*STATED TASK*:
Take the material below and retype it in full; pictures are left out.
------------------------
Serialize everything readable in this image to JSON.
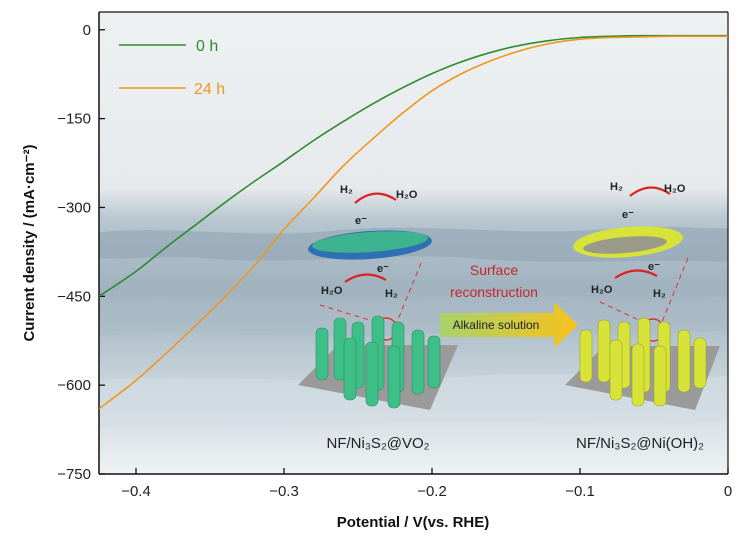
{
  "chart_data": {
    "type": "line",
    "xlabel": "Potential / V(vs. RHE)",
    "ylabel": "Current density / (mA·cm⁻²)",
    "xlim": [
      -0.425,
      0
    ],
    "ylim": [
      -750,
      30
    ],
    "xticks": [
      -0.4,
      -0.3,
      -0.2,
      -0.1,
      0
    ],
    "xtick_labels": [
      "−0.4",
      "−0.3",
      "−0.2",
      "−0.1",
      "0"
    ],
    "yticks": [
      0,
      -150,
      -300,
      -450,
      -600,
      -750
    ],
    "ytick_labels": [
      "0",
      "−150",
      "−300",
      "−450",
      "−600",
      "−750"
    ],
    "grid": false,
    "legend_position": "top-left",
    "series": [
      {
        "name": "0 h",
        "color": "#2e8b2e",
        "x": [
          -0.425,
          -0.4,
          -0.38,
          -0.36,
          -0.34,
          -0.32,
          -0.3,
          -0.28,
          -0.26,
          -0.24,
          -0.22,
          -0.2,
          -0.18,
          -0.16,
          -0.14,
          -0.12,
          -0.1,
          -0.08,
          -0.06,
          -0.04,
          -0.02,
          0
        ],
        "y": [
          -450,
          -408,
          -368,
          -330,
          -292,
          -256,
          -222,
          -187,
          -155,
          -125,
          -98,
          -74,
          -54,
          -38,
          -26,
          -18,
          -13,
          -11,
          -10,
          -10,
          -10,
          -10
        ]
      },
      {
        "name": "24 h",
        "color": "#f0961e",
        "x": [
          -0.425,
          -0.4,
          -0.38,
          -0.36,
          -0.34,
          -0.32,
          -0.3,
          -0.28,
          -0.26,
          -0.24,
          -0.22,
          -0.2,
          -0.18,
          -0.16,
          -0.14,
          -0.12,
          -0.1,
          -0.08,
          -0.06,
          -0.04,
          -0.02,
          0
        ],
        "y": [
          -640,
          -592,
          -547,
          -500,
          -451,
          -398,
          -337,
          -284,
          -230,
          -184,
          -141,
          -103,
          -74,
          -52,
          -35,
          -23,
          -16,
          -13,
          -12,
          -11,
          -11,
          -11
        ]
      }
    ]
  },
  "annotations": {
    "left_sample": {
      "label": "NF/Ni₃S₂@VO₂",
      "h2_top": "H₂",
      "h2o_top": "H₂O",
      "e_top": "e⁻",
      "e_bottom": "e⁻",
      "h2o_bottom": "H₂O",
      "h2_bottom": "H₂"
    },
    "right_sample": {
      "label": "NF/Ni₃S₂@Ni(OH)₂",
      "h2_top": "H₂",
      "h2o_top": "H₂O",
      "e_top": "e⁻",
      "e_bottom": "e⁻",
      "h2o_bottom": "H₂O",
      "h2_bottom": "H₂"
    },
    "process_line1": "Surface",
    "process_line2": "reconstruction",
    "arrow_label": "Alkaline solution"
  },
  "colors": {
    "axis": "#111111",
    "annotation_red": "#c8252b",
    "nanorod_left": "#3fbf88",
    "nanorod_right": "#d8e33a",
    "substrate": "#9a9a9a",
    "arrow": "#f2c21a",
    "water": "#b9c9d3"
  }
}
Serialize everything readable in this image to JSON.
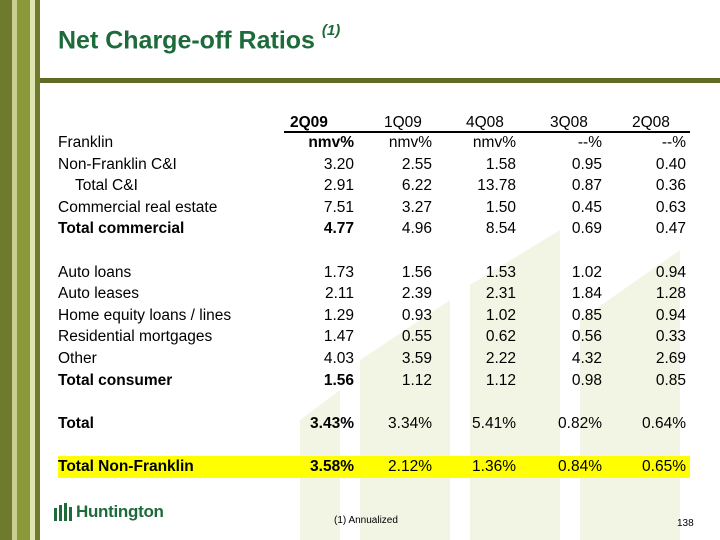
{
  "title": {
    "text": "Net Charge-off Ratios",
    "note": "(1)"
  },
  "table": {
    "headers": [
      "2Q09",
      "1Q09",
      "4Q08",
      "3Q08",
      "2Q08"
    ],
    "rows": [
      {
        "label": "Franklin",
        "values": [
          "nmv%",
          "nmv%",
          "nmv%",
          "--%",
          "--%"
        ]
      },
      {
        "label": "Non-Franklin C&I",
        "values": [
          "3.20",
          "2.55",
          "1.58",
          "0.95",
          "0.40"
        ]
      },
      {
        "label": "Total C&I",
        "values": [
          "2.91",
          "6.22",
          "13.78",
          "0.87",
          "0.36"
        ]
      },
      {
        "label": "Commercial real estate",
        "values": [
          "7.51",
          "3.27",
          "1.50",
          "0.45",
          "0.63"
        ]
      },
      {
        "label": "Total commercial",
        "values": [
          "4.77",
          "4.96",
          "8.54",
          "0.69",
          "0.47"
        ]
      },
      {
        "label": "Auto loans",
        "values": [
          "1.73",
          "1.56",
          "1.53",
          "1.02",
          "0.94"
        ]
      },
      {
        "label": "Auto leases",
        "values": [
          "2.11",
          "2.39",
          "2.31",
          "1.84",
          "1.28"
        ]
      },
      {
        "label": "Home equity loans / lines",
        "values": [
          "1.29",
          "0.93",
          "1.02",
          "0.85",
          "0.94"
        ]
      },
      {
        "label": "Residential mortgages",
        "values": [
          "1.47",
          "0.55",
          "0.62",
          "0.56",
          "0.33"
        ]
      },
      {
        "label": "Other",
        "values": [
          "4.03",
          "3.59",
          "2.22",
          "4.32",
          "2.69"
        ]
      },
      {
        "label": "Total consumer",
        "values": [
          "1.56",
          "1.12",
          "1.12",
          "0.98",
          "0.85"
        ]
      },
      {
        "label": "Total",
        "values": [
          "3.43%",
          "3.34%",
          "5.41%",
          "0.82%",
          "0.64%"
        ]
      },
      {
        "label": "Total Non-Franklin",
        "values": [
          "3.58%",
          "2.12%",
          "1.36%",
          "0.84%",
          "0.65%"
        ]
      }
    ]
  },
  "footer": {
    "logo_text": "Huntington",
    "footnote": "(1)  Annualized",
    "page_number": "138"
  },
  "colors": {
    "title": "#1d6b3a",
    "highlight": "#ffff00",
    "stripe_dark": "#6e7a2e",
    "watermark": "#f3f5e4"
  }
}
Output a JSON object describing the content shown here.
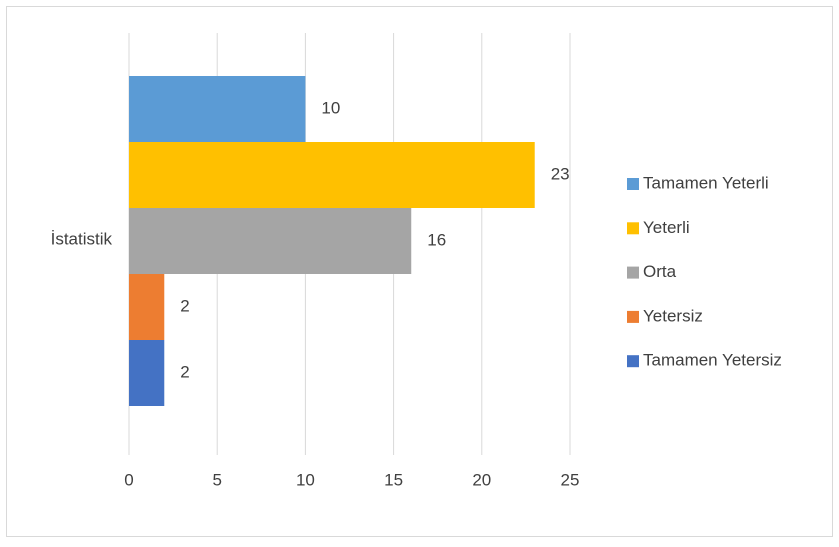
------------------------
*EXERCISE RESPONSE*:
Serialize everything readable in this image to JSON.
{
  "chart_data": {
    "type": "line",
    "xlabel": "Potential / V(vs. RHE)",
    "ylabel": "Current density / (mA·cm⁻²)",
    "xlim": [
      -0.425,
      0
    ],
    "ylim": [
      -750,
      30
    ],
    "xticks": [
      -0.4,
      -0.3,
      -0.2,
      -0.1,
      0
    ],
    "xtick_labels": [
      "−0.4",
      "−0.3",
      "−0.2",
      "−0.1",
      "0"
    ],
    "yticks": [
      0,
      -150,
      -300,
      -450,
      -600,
      -750
    ],
    "ytick_labels": [
      "0",
      "−150",
      "−300",
      "−450",
      "−600",
      "−750"
    ],
    "grid": false,
    "legend_position": "top-left",
    "series": [
      {
        "name": "0 h",
        "color": "#2e8b2e",
        "x": [
          -0.425,
          -0.4,
          -0.38,
          -0.36,
          -0.34,
          -0.32,
          -0.3,
          -0.28,
          -0.26,
          -0.24,
          -0.22,
          -0.2,
          -0.18,
          -0.16,
          -0.14,
          -0.12,
          -0.1,
          -0.08,
          -0.06,
          -0.04,
          -0.02,
          0
        ],
        "y": [
          -450,
          -408,
          -368,
          -330,
          -292,
          -256,
          -222,
          -187,
          -155,
          -125,
          -98,
          -74,
          -54,
          -38,
          -26,
          -18,
          -13,
          -11,
          -10,
          -10,
          -10,
          -10
        ]
      },
      {
        "name": "24 h",
        "color": "#f0961e",
        "x": [
          -0.425,
          -0.4,
          -0.38,
          -0.36,
          -0.34,
          -0.32,
          -0.3,
          -0.28,
          -0.26,
          -0.24,
          -0.22,
          -0.2,
          -0.18,
          -0.16,
          -0.14,
          -0.12,
          -0.1,
          -0.08,
          -0.06,
          -0.04,
          -0.02,
          0
        ],
        "y": [
          -640,
          -592,
          -547,
          -500,
          -451,
          -398,
          -337,
          -284,
          -230,
          -184,
          -141,
          -103,
          -74,
          -52,
          -35,
          -23,
          -16,
          -13,
          -12,
          -11,
          -11,
          -11
        ]
      }
    ]
  },
  "annotations": {
    "left_sample": {
      "label": "NF/Ni₃S₂@VO₂",
      "h2_top": "H₂",
      "h2o_top": "H₂O",
      "e_top": "e⁻",
      "e_bottom": "e⁻",
      "h2o_bottom": "H₂O",
      "h2_bottom": "H₂"
    },
    "right_sample": {
      "label": "NF/Ni₃S₂@Ni(OH)₂",
      "h2_top": "H₂",
      "h2o_top": "H₂O",
      "e_top": "e⁻",
      "e_bottom": "e⁻",
      "h2o_bottom": "H₂O",
      "h2_bottom": "H₂"
    },
    "process_line1": "Surface",
    "process_line2": "reconstruction",
    "arrow_label": "Alkaline solution"
  },
  "colors": {
    "axis": "#111111",
    "annotation_red": "#c8252b",
    "nanorod_left": "#3fbf88",
    "nanorod_right": "#d8e33a",
    "substrate": "#9a9a9a",
    "arrow": "#f2c21a",
    "water": "#b9c9d3"
  }
}
Serialize everything readable in this image to JSON.
{
  "title": {
    "text": "Net Charge-off Ratios",
    "note": "(1)"
  },
  "table": {
    "headers": [
      "2Q09",
      "1Q09",
      "4Q08",
      "3Q08",
      "2Q08"
    ],
    "rows": [
      {
        "label": "Franklin",
        "values": [
          "nmv%",
          "nmv%",
          "nmv%",
          "--%",
          "--%"
        ]
      },
      {
        "label": "Non-Franklin C&I",
        "values": [
          "3.20",
          "2.55",
          "1.58",
          "0.95",
          "0.40"
        ]
      },
      {
        "label": "Total C&I",
        "values": [
          "2.91",
          "6.22",
          "13.78",
          "0.87",
          "0.36"
        ]
      },
      {
        "label": "Commercial real estate",
        "values": [
          "7.51",
          "3.27",
          "1.50",
          "0.45",
          "0.63"
        ]
      },
      {
        "label": "Total commercial",
        "values": [
          "4.77",
          "4.96",
          "8.54",
          "0.69",
          "0.47"
        ]
      },
      {
        "label": "Auto loans",
        "values": [
          "1.73",
          "1.56",
          "1.53",
          "1.02",
          "0.94"
        ]
      },
      {
        "label": "Auto leases",
        "values": [
          "2.11",
          "2.39",
          "2.31",
          "1.84",
          "1.28"
        ]
      },
      {
        "label": "Home equity loans / lines",
        "values": [
          "1.29",
          "0.93",
          "1.02",
          "0.85",
          "0.94"
        ]
      },
      {
        "label": "Residential mortgages",
        "values": [
          "1.47",
          "0.55",
          "0.62",
          "0.56",
          "0.33"
        ]
      },
      {
        "label": "Other",
        "values": [
          "4.03",
          "3.59",
          "2.22",
          "4.32",
          "2.69"
        ]
      },
      {
        "label": "Total consumer",
        "values": [
          "1.56",
          "1.12",
          "1.12",
          "0.98",
          "0.85"
        ]
      },
      {
        "label": "Total",
        "values": [
          "3.43%",
          "3.34%",
          "5.41%",
          "0.82%",
          "0.64%"
        ]
      },
      {
        "label": "Total Non-Franklin",
        "values": [
          "3.58%",
          "2.12%",
          "1.36%",
          "0.84%",
          "0.65%"
        ]
      }
    ]
  },
  "footer": {
    "logo_text": "Huntington",
    "footnote": "(1)  Annualized",
    "page_number": "138"
  },
  "colors": {
    "title": "#1d6b3a",
    "highlight": "#ffff00",
    "stripe_dark": "#6e7a2e",
    "watermark": "#f3f5e4"
  }
}
Output a JSON object describing the content shown here.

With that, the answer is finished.